>> START DATA ROWS

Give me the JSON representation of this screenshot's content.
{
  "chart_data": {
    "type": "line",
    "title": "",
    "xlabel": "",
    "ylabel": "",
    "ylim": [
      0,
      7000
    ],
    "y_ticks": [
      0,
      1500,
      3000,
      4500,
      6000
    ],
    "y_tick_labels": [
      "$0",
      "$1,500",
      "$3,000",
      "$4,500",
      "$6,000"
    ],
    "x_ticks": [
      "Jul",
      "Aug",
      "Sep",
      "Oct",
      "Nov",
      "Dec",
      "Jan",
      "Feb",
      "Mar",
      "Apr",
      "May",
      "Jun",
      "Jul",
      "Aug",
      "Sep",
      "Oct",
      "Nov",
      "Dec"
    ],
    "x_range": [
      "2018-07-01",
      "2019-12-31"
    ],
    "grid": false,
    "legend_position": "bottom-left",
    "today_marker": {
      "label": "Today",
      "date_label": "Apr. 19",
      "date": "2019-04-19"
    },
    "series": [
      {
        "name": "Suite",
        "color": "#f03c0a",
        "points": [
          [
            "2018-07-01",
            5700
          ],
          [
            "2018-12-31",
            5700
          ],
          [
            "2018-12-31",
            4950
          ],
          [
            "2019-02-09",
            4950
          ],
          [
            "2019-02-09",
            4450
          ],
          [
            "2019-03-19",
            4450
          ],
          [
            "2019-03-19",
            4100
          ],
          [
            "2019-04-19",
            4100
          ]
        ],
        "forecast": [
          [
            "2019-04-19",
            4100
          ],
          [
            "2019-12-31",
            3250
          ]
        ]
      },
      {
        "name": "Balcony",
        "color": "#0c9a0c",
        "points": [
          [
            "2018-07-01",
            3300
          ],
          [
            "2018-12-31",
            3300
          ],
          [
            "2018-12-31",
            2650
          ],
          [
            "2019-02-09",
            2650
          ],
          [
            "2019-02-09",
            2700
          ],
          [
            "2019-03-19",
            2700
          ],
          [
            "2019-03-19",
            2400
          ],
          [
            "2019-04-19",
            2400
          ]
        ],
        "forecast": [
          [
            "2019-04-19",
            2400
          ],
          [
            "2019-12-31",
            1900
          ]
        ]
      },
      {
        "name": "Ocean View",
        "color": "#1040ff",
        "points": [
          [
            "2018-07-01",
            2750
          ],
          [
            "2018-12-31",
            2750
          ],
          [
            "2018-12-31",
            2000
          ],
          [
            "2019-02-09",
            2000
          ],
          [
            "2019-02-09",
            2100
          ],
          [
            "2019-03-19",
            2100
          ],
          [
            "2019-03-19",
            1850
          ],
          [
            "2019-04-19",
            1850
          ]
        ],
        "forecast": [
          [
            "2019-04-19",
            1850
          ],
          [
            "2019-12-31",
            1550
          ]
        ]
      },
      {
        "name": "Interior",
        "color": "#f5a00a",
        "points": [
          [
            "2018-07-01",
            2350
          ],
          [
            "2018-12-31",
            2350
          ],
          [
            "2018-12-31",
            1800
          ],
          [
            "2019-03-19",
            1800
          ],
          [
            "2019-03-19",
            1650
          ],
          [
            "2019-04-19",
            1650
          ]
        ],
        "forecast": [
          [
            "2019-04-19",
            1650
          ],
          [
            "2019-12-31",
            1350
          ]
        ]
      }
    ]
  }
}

>> END DATA ROWS

**JOB**
Every line in the data that holds "name" should be copied out.

**WRITTEN SOLUTION**
        "name": "Suite",
        "name": "Balcony",
        "name": "Ocean View",
        "name": "Interior",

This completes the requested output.